*Problem requirements*: Transcribe all the records with complete accuracy.

*The input*:
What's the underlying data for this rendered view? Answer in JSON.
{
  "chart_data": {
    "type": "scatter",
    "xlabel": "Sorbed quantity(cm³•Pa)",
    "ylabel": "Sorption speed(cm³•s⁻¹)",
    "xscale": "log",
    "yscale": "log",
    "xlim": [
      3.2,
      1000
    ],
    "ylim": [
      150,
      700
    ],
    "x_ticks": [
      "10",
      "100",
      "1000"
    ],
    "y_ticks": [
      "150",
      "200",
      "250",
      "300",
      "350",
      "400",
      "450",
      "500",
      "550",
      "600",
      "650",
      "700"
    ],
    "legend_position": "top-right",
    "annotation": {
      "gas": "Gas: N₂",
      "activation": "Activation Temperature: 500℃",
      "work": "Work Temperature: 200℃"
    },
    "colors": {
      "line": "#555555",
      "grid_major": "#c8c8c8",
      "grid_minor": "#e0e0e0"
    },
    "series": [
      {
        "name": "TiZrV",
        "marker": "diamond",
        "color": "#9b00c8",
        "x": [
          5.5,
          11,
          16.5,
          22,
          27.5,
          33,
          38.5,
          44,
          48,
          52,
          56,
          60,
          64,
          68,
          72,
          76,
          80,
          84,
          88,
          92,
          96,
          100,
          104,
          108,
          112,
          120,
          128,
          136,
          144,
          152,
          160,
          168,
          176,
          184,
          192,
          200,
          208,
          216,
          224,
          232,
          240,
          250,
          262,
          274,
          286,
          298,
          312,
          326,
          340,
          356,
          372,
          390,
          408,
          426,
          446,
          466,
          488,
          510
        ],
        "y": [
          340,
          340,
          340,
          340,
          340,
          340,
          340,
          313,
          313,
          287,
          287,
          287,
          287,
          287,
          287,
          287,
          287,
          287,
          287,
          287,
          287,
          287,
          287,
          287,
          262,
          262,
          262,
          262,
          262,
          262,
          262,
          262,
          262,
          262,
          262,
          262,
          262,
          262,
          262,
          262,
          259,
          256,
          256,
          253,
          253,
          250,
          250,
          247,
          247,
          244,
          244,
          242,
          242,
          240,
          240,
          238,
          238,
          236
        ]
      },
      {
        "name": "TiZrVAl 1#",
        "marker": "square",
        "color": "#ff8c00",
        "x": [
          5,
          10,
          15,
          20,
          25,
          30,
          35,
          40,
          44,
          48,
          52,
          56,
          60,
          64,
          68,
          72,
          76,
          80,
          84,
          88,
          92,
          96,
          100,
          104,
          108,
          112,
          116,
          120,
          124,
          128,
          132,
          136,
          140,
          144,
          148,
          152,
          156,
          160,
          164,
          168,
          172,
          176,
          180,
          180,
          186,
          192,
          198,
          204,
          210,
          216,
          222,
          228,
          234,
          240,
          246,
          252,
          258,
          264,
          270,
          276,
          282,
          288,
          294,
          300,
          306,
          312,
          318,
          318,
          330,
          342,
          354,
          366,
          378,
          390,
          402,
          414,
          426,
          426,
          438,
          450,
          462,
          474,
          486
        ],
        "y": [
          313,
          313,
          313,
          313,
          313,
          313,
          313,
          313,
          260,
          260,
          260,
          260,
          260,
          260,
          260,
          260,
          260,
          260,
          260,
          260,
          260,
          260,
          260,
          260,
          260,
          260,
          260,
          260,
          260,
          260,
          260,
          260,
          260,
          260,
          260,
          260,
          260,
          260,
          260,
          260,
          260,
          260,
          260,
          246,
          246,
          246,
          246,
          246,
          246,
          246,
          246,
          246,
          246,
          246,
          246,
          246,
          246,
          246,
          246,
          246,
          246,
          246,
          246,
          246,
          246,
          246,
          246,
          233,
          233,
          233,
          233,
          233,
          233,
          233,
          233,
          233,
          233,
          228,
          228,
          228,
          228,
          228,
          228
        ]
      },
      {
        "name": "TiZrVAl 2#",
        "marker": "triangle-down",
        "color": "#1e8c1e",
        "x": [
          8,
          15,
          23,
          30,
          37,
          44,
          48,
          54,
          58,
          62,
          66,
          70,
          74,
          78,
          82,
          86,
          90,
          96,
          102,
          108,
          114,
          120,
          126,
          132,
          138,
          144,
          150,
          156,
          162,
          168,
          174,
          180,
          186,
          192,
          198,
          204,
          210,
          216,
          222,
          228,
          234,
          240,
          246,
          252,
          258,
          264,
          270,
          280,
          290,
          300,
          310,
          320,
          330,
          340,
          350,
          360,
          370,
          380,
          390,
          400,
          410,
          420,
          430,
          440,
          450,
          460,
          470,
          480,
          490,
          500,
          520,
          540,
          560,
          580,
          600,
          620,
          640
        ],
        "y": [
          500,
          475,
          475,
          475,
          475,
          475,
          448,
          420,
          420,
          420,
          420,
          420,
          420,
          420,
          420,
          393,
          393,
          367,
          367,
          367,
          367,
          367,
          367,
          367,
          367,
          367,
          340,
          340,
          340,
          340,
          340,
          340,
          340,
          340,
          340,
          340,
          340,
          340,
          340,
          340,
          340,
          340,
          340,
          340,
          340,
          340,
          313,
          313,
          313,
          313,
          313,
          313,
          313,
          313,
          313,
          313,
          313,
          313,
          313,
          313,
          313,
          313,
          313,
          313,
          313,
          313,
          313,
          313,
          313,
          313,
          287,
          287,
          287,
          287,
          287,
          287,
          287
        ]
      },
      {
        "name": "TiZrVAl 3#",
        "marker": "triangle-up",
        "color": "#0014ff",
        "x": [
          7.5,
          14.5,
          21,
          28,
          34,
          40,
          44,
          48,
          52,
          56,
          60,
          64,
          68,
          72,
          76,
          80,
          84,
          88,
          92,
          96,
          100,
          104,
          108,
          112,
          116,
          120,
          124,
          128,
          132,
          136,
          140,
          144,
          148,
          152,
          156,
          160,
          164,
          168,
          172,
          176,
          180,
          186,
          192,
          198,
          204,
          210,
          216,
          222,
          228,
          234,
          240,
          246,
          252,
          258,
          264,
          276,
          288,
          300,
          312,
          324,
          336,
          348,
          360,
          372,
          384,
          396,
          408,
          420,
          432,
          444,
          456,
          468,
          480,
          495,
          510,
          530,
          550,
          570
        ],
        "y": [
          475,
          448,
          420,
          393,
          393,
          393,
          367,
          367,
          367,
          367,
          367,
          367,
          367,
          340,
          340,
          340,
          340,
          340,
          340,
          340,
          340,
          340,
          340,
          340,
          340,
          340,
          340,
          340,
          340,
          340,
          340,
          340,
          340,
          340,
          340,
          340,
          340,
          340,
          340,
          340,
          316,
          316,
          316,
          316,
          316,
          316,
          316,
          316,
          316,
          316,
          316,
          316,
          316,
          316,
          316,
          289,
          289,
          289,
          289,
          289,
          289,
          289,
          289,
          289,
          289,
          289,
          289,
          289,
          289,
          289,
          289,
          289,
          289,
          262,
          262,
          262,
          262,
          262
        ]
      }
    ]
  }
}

*Response*:
What's the underlying data for this rendered view? Answer in JSON.
{
  "chart_data": {
    "type": "scatter",
    "xlabel": "Sorbed quantity(cm³•Pa)",
    "ylabel": "Sorption speed(cm³•s⁻¹)",
    "xscale": "log",
    "yscale": "log",
    "xlim": [
      3.2,
      1000
    ],
    "ylim": [
      150,
      700
    ],
    "x_ticks": [
      "10",
      "100",
      "1000"
    ],
    "y_ticks": [
      "150",
      "200",
      "250",
      "300",
      "350",
      "400",
      "450",
      "500",
      "550",
      "600",
      "650",
      "700"
    ],
    "legend_position": "top-right",
    "annotation": {
      "gas": "Gas: N₂",
      "activation": "Activation Temperature: 500℃",
      "work": "Work Temperature: 200℃"
    },
    "colors": {
      "line": "#555555",
      "grid_major": "#c8c8c8",
      "grid_minor": "#e0e0e0"
    },
    "series": [
      {
        "name": "TiZrV",
        "marker": "diamond",
        "color": "#9b00c8",
        "x": [
          5.5,
          11,
          16.5,
          22,
          27.5,
          33,
          38.5,
          44,
          48,
          52,
          56,
          60,
          64,
          68,
          72,
          76,
          80,
          84,
          88,
          92,
          96,
          100,
          104,
          108,
          112,
          120,
          128,
          136,
          144,
          152,
          160,
          168,
          176,
          184,
          192,
          200,
          208,
          216,
          224,
          232,
          240,
          250,
          262,
          274,
          286,
          298,
          312,
          326,
          340,
          356,
          372,
          390,
          408,
          426,
          446,
          466,
          488,
          510
        ],
        "y": [
          340,
          340,
          340,
          340,
          340,
          340,
          340,
          313,
          313,
          287,
          287,
          287,
          287,
          287,
          287,
          287,
          287,
          287,
          287,
          287,
          287,
          287,
          287,
          287,
          262,
          262,
          262,
          262,
          262,
          262,
          262,
          262,
          262,
          262,
          262,
          262,
          262,
          262,
          262,
          262,
          259,
          256,
          256,
          253,
          253,
          250,
          250,
          247,
          247,
          244,
          244,
          242,
          242,
          240,
          240,
          238,
          238,
          236
        ]
      },
      {
        "name": "TiZrVAl 1#",
        "marker": "square",
        "color": "#ff8c00",
        "x": [
          5,
          10,
          15,
          20,
          25,
          30,
          35,
          40,
          44,
          48,
          52,
          56,
          60,
          64,
          68,
          72,
          76,
          80,
          84,
          88,
          92,
          96,
          100,
          104,
          108,
          112,
          116,
          120,
          124,
          128,
          132,
          136,
          140,
          144,
          148,
          152,
          156,
          160,
          164,
          168,
          172,
          176,
          180,
          180,
          186,
          192,
          198,
          204,
          210,
          216,
          222,
          228,
          234,
          240,
          246,
          252,
          258,
          264,
          270,
          276,
          282,
          288,
          294,
          300,
          306,
          312,
          318,
          318,
          330,
          342,
          354,
          366,
          378,
          390,
          402,
          414,
          426,
          426,
          438,
          450,
          462,
          474,
          486
        ],
        "y": [
          313,
          313,
          313,
          313,
          313,
          313,
          313,
          313,
          260,
          260,
          260,
          260,
          260,
          260,
          260,
          260,
          260,
          260,
          260,
          260,
          260,
          260,
          260,
          260,
          260,
          260,
          260,
          260,
          260,
          260,
          260,
          260,
          260,
          260,
          260,
          260,
          260,
          260,
          260,
          260,
          260,
          260,
          260,
          246,
          246,
          246,
          246,
          246,
          246,
          246,
          246,
          246,
          246,
          246,
          246,
          246,
          246,
          246,
          246,
          246,
          246,
          246,
          246,
          246,
          246,
          246,
          246,
          233,
          233,
          233,
          233,
          233,
          233,
          233,
          233,
          233,
          233,
          228,
          228,
          228,
          228,
          228,
          228
        ]
      },
      {
        "name": "TiZrVAl 2#",
        "marker": "triangle-down",
        "color": "#1e8c1e",
        "x": [
          8,
          15,
          23,
          30,
          37,
          44,
          48,
          54,
          58,
          62,
          66,
          70,
          74,
          78,
          82,
          86,
          90,
          96,
          102,
          108,
          114,
          120,
          126,
          132,
          138,
          144,
          150,
          156,
          162,
          168,
          174,
          180,
          186,
          192,
          198,
          204,
          210,
          216,
          222,
          228,
          234,
          240,
          246,
          252,
          258,
          264,
          270,
          280,
          290,
          300,
          310,
          320,
          330,
          340,
          350,
          360,
          370,
          380,
          390,
          400,
          410,
          420,
          430,
          440,
          450,
          460,
          470,
          480,
          490,
          500,
          520,
          540,
          560,
          580,
          600,
          620,
          640
        ],
        "y": [
          500,
          475,
          475,
          475,
          475,
          475,
          448,
          420,
          420,
          420,
          420,
          420,
          420,
          420,
          420,
          393,
          393,
          367,
          367,
          367,
          367,
          367,
          367,
          367,
          367,
          367,
          340,
          340,
          340,
          340,
          340,
          340,
          340,
          340,
          340,
          340,
          340,
          340,
          340,
          340,
          340,
          340,
          340,
          340,
          340,
          340,
          313,
          313,
          313,
          313,
          313,
          313,
          313,
          313,
          313,
          313,
          313,
          313,
          313,
          313,
          313,
          313,
          313,
          313,
          313,
          313,
          313,
          313,
          313,
          313,
          287,
          287,
          287,
          287,
          287,
          287,
          287
        ]
      },
      {
        "name": "TiZrVAl 3#",
        "marker": "triangle-up",
        "color": "#0014ff",
        "x": [
          7.5,
          14.5,
          21,
          28,
          34,
          40,
          44,
          48,
          52,
          56,
          60,
          64,
          68,
          72,
          76,
          80,
          84,
          88,
          92,
          96,
          100,
          104,
          108,
          112,
          116,
          120,
          124,
          128,
          132,
          136,
          140,
          144,
          148,
          152,
          156,
          160,
          164,
          168,
          172,
          176,
          180,
          186,
          192,
          198,
          204,
          210,
          216,
          222,
          228,
          234,
          240,
          246,
          252,
          258,
          264,
          276,
          288,
          300,
          312,
          324,
          336,
          348,
          360,
          372,
          384,
          396,
          408,
          420,
          432,
          444,
          456,
          468,
          480,
          495,
          510,
          530,
          550,
          570
        ],
        "y": [
          475,
          448,
          420,
          393,
          393,
          393,
          367,
          367,
          367,
          367,
          367,
          367,
          367,
          340,
          340,
          340,
          340,
          340,
          340,
          340,
          340,
          340,
          340,
          340,
          340,
          340,
          340,
          340,
          340,
          340,
          340,
          340,
          340,
          340,
          340,
          340,
          340,
          340,
          340,
          340,
          316,
          316,
          316,
          316,
          316,
          316,
          316,
          316,
          316,
          316,
          316,
          316,
          316,
          316,
          316,
          289,
          289,
          289,
          289,
          289,
          289,
          289,
          289,
          289,
          289,
          289,
          289,
          289,
          289,
          289,
          289,
          289,
          289,
          262,
          262,
          262,
          262,
          262
        ]
      }
    ]
  }
}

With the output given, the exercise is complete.